Supplied text ▸
I would hesitate to call polymorphic variants "part of the OO infrastructure". They are really orthogonal to OO, but they do make OO less necessary. Ironically, OCaml has a really nice OO system but it's rarely used because with modules and functors there is little need for it. Put differently, a lot of the conventional use for OO is as a poor man's module system, and when you have a really good module system, you only use OO when you absolutely need the OO kind of polymorphism, and those cases are surprisingly rare (like existential types in Haskell).
Well, maybe "writing a compiler"? or "building a multimillion-dollar Wall Street financial services firm"? :-)
In fact, I love and use both Haskell and Ocaml, and I view the two languages as cousins. Both are functional. Both have features the other doesn't. Ocaml has the best module system in the business, with functors for module abstraction (unbelievably useful). This is much better than the current Haskell module system, though Backpack may narrow the gap. Ocaml also has polymorphic variants, which are surprisingly useful. Ocaml has some convenience features like named/optional arguments that Haskell doesn't. And oddly enough, the lack of purity in Ocaml (if used judiciously) can be a real win. You can do imperative programming without jumping through a lot of hoops. You can have code which is purely functional from the outside but which uses imperative idioms internally for efficiency (yes, I know about unsafePerformIO in Haskell, but it's much easier to do this sort of thing in Ocaml). And Ocaml is usually faster both in compilation time and run time.

[Page layout parsing records]
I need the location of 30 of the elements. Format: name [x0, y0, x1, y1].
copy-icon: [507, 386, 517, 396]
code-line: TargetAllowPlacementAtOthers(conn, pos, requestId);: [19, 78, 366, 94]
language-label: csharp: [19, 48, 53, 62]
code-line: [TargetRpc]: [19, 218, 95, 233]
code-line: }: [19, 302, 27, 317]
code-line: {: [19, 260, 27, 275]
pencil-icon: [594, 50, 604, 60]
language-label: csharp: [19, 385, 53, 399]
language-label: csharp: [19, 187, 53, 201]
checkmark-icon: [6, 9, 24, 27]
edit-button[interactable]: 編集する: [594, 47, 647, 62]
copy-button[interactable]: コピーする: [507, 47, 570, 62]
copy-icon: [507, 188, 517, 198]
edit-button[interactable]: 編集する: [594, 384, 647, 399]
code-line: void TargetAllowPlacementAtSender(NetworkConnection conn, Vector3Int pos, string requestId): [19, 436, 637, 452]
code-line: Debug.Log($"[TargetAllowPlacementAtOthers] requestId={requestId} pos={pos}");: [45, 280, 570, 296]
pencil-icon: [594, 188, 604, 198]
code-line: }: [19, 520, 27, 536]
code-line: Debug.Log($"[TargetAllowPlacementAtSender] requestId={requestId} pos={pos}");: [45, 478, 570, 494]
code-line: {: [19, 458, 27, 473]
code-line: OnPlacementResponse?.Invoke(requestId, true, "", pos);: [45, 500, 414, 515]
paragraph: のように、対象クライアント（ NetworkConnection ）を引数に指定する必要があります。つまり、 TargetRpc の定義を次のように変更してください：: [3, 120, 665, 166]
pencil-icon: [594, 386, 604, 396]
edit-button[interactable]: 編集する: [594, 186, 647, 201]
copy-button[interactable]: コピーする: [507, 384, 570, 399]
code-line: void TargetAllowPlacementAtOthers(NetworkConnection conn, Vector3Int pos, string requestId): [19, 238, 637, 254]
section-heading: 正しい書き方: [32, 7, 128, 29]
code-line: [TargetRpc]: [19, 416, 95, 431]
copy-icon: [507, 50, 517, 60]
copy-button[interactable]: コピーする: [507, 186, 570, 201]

Requirement 1 ▸ According to the OCaml passage, why is OCaml's object-oriented system rarely used?
Requirement 2 ▸ Reproduce word for word the part of the OCaml passage starting at "I would hesitate" and ending at "types in Haskell).".

Problem solution 1 ▸ With modules and functors, there is little need for it.

Problem solution 2 ▸
I would hesitate to call polymorphic variants "part of the OO infrastructure". They are really orthogonal to OO, but they do make OO less necessary. Ironically, OCaml has a really nice OO system but it's rarely used because with modules and functors there is little need for it. Put differently, a lot of the conventional use for OO is as a poor man's module system, and when you have a really good module system, you only use OO when you absolutely need the OO kind of polymorphism, and those cases are surprisingly rare (like existential types in Haskell).